• [What you are asked to do] Go through the material and write it all out exactly, minus the pictures.

— start of Records for this exercise —

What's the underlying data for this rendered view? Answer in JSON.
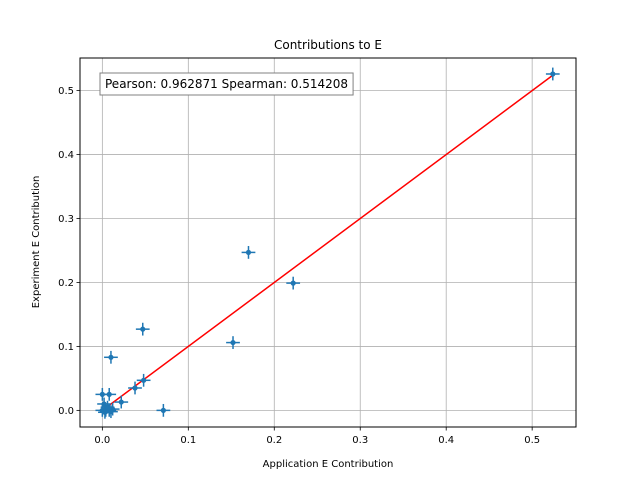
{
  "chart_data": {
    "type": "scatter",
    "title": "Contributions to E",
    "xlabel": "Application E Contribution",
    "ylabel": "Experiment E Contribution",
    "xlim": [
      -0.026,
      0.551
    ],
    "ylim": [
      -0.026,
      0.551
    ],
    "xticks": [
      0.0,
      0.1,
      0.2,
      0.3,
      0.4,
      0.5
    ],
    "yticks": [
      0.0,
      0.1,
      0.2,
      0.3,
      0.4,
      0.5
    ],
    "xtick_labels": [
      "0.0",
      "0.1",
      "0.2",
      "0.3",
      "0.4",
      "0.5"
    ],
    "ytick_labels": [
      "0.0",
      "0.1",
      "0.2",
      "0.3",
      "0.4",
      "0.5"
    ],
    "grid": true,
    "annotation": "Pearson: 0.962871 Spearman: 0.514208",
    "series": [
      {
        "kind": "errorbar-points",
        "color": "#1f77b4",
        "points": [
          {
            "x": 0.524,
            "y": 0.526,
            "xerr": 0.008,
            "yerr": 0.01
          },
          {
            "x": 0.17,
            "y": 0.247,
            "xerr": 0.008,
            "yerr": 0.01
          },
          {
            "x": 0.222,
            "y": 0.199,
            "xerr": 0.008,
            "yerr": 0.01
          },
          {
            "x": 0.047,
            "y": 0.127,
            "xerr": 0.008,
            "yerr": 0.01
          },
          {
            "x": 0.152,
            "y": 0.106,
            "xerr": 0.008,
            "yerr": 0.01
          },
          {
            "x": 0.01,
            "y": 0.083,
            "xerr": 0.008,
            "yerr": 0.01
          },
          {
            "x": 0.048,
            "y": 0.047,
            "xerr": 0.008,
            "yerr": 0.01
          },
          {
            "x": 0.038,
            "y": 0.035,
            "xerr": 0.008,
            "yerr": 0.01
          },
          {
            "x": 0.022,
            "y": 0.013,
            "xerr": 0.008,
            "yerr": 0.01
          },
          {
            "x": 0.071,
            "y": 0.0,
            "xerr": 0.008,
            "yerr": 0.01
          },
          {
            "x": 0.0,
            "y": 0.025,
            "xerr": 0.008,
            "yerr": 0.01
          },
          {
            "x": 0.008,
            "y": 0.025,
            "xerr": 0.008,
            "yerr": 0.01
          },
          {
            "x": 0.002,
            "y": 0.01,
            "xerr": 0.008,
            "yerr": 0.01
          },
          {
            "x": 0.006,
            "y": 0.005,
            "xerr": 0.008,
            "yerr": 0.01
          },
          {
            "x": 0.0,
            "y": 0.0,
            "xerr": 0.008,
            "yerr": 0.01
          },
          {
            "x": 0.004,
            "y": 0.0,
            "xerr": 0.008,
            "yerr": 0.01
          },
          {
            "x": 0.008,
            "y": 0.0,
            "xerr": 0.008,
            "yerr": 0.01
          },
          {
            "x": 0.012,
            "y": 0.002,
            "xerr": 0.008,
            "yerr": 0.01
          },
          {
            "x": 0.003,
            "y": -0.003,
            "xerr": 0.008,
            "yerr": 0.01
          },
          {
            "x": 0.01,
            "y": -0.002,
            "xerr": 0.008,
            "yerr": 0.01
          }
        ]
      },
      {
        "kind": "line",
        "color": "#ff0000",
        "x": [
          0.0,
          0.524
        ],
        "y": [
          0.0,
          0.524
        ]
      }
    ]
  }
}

— end of Records for this exercise —

• [Task result]
What's the underlying data for this rendered view? Answer in JSON.
{
  "chart_data": {
    "type": "scatter",
    "title": "Contributions to E",
    "xlabel": "Application E Contribution",
    "ylabel": "Experiment E Contribution",
    "xlim": [
      -0.026,
      0.551
    ],
    "ylim": [
      -0.026,
      0.551
    ],
    "xticks": [
      0.0,
      0.1,
      0.2,
      0.3,
      0.4,
      0.5
    ],
    "yticks": [
      0.0,
      0.1,
      0.2,
      0.3,
      0.4,
      0.5
    ],
    "xtick_labels": [
      "0.0",
      "0.1",
      "0.2",
      "0.3",
      "0.4",
      "0.5"
    ],
    "ytick_labels": [
      "0.0",
      "0.1",
      "0.2",
      "0.3",
      "0.4",
      "0.5"
    ],
    "grid": true,
    "annotation": "Pearson: 0.962871 Spearman: 0.514208",
    "series": [
      {
        "kind": "errorbar-points",
        "color": "#1f77b4",
        "points": [
          {
            "x": 0.524,
            "y": 0.526,
            "xerr": 0.008,
            "yerr": 0.01
          },
          {
            "x": 0.17,
            "y": 0.247,
            "xerr": 0.008,
            "yerr": 0.01
          },
          {
            "x": 0.222,
            "y": 0.199,
            "xerr": 0.008,
            "yerr": 0.01
          },
          {
            "x": 0.047,
            "y": 0.127,
            "xerr": 0.008,
            "yerr": 0.01
          },
          {
            "x": 0.152,
            "y": 0.106,
            "xerr": 0.008,
            "yerr": 0.01
          },
          {
            "x": 0.01,
            "y": 0.083,
            "xerr": 0.008,
            "yerr": 0.01
          },
          {
            "x": 0.048,
            "y": 0.047,
            "xerr": 0.008,
            "yerr": 0.01
          },
          {
            "x": 0.038,
            "y": 0.035,
            "xerr": 0.008,
            "yerr": 0.01
          },
          {
            "x": 0.022,
            "y": 0.013,
            "xerr": 0.008,
            "yerr": 0.01
          },
          {
            "x": 0.071,
            "y": 0.0,
            "xerr": 0.008,
            "yerr": 0.01
          },
          {
            "x": 0.0,
            "y": 0.025,
            "xerr": 0.008,
            "yerr": 0.01
          },
          {
            "x": 0.008,
            "y": 0.025,
            "xerr": 0.008,
            "yerr": 0.01
          },
          {
            "x": 0.002,
            "y": 0.01,
            "xerr": 0.008,
            "yerr": 0.01
          },
          {
            "x": 0.006,
            "y": 0.005,
            "xerr": 0.008,
            "yerr": 0.01
          },
          {
            "x": 0.0,
            "y": 0.0,
            "xerr": 0.008,
            "yerr": 0.01
          },
          {
            "x": 0.004,
            "y": 0.0,
            "xerr": 0.008,
            "yerr": 0.01
          },
          {
            "x": 0.008,
            "y": 0.0,
            "xerr": 0.008,
            "yerr": 0.01
          },
          {
            "x": 0.012,
            "y": 0.002,
            "xerr": 0.008,
            "yerr": 0.01
          },
          {
            "x": 0.003,
            "y": -0.003,
            "xerr": 0.008,
            "yerr": 0.01
          },
          {
            "x": 0.01,
            "y": -0.002,
            "xerr": 0.008,
            "yerr": 0.01
          }
        ]
      },
      {
        "kind": "line",
        "color": "#ff0000",
        "x": [
          0.0,
          0.524
        ],
        "y": [
          0.0,
          0.524
        ]
      }
    ]
  }
}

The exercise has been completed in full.